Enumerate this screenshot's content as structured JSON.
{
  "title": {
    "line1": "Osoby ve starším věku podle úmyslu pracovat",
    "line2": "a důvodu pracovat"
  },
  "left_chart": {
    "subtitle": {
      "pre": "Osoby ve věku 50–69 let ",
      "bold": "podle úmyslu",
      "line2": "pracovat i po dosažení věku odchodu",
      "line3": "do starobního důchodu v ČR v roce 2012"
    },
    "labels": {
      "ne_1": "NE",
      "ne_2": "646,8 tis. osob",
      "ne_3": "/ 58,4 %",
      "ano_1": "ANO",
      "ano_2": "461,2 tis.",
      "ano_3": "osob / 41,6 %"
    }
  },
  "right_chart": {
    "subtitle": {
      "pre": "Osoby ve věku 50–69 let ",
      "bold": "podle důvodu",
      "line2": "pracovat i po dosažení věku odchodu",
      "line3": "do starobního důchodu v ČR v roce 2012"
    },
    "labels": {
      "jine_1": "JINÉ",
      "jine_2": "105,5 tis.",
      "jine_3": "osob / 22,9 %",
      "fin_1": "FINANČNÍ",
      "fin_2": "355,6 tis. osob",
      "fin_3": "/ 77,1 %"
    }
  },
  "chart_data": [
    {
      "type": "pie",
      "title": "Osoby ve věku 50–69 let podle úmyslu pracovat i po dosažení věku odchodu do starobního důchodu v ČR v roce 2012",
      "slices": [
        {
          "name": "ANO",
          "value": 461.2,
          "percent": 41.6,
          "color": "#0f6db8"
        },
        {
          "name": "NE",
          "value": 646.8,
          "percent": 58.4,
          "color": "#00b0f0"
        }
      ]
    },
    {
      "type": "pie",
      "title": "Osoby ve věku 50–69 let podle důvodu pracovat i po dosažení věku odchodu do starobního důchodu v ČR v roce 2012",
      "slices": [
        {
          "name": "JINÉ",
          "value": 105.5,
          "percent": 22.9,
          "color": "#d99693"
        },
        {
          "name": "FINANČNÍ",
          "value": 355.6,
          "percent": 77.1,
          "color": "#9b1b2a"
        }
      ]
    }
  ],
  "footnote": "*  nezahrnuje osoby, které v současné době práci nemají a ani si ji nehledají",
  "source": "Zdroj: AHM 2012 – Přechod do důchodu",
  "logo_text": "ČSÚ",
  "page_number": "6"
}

◇ ◇ ◇

Your task
Repeat the whole listing exactly, keeping every line intact.

Reply to the exercise
Enumerate this screenshot's content as structured JSON.
{
  "title": {
    "line1": "Osoby ve starším věku podle úmyslu pracovat",
    "line2": "a důvodu pracovat"
  },
  "left_chart": {
    "subtitle": {
      "pre": "Osoby ve věku 50–69 let ",
      "bold": "podle úmyslu",
      "line2": "pracovat i po dosažení věku odchodu",
      "line3": "do starobního důchodu v ČR v roce 2012"
    },
    "labels": {
      "ne_1": "NE",
      "ne_2": "646,8 tis. osob",
      "ne_3": "/ 58,4 %",
      "ano_1": "ANO",
      "ano_2": "461,2 tis.",
      "ano_3": "osob / 41,6 %"
    }
  },
  "right_chart": {
    "subtitle": {
      "pre": "Osoby ve věku 50–69 let ",
      "bold": "podle důvodu",
      "line2": "pracovat i po dosažení věku odchodu",
      "line3": "do starobního důchodu v ČR v roce 2012"
    },
    "labels": {
      "jine_1": "JINÉ",
      "jine_2": "105,5 tis.",
      "jine_3": "osob / 22,9 %",
      "fin_1": "FINANČNÍ",
      "fin_2": "355,6 tis. osob",
      "fin_3": "/ 77,1 %"
    }
  },
  "chart_data": [
    {
      "type": "pie",
      "title": "Osoby ve věku 50–69 let podle úmyslu pracovat i po dosažení věku odchodu do starobního důchodu v ČR v roce 2012",
      "slices": [
        {
          "name": "ANO",
          "value": 461.2,
          "percent": 41.6,
          "color": "#0f6db8"
        },
        {
          "name": "NE",
          "value": 646.8,
          "percent": 58.4,
          "color": "#00b0f0"
        }
      ]
    },
    {
      "type": "pie",
      "title": "Osoby ve věku 50–69 let podle důvodu pracovat i po dosažení věku odchodu do starobního důchodu v ČR v roce 2012",
      "slices": [
        {
          "name": "JINÉ",
          "value": 105.5,
          "percent": 22.9,
          "color": "#d99693"
        },
        {
          "name": "FINANČNÍ",
          "value": 355.6,
          "percent": 77.1,
          "color": "#9b1b2a"
        }
      ]
    }
  ],
  "footnote": "*  nezahrnuje osoby, které v současné době práci nemají a ani si ji nehledají",
  "source": "Zdroj: AHM 2012 – Přechod do důchodu",
  "logo_text": "ČSÚ",
  "page_number": "6"
}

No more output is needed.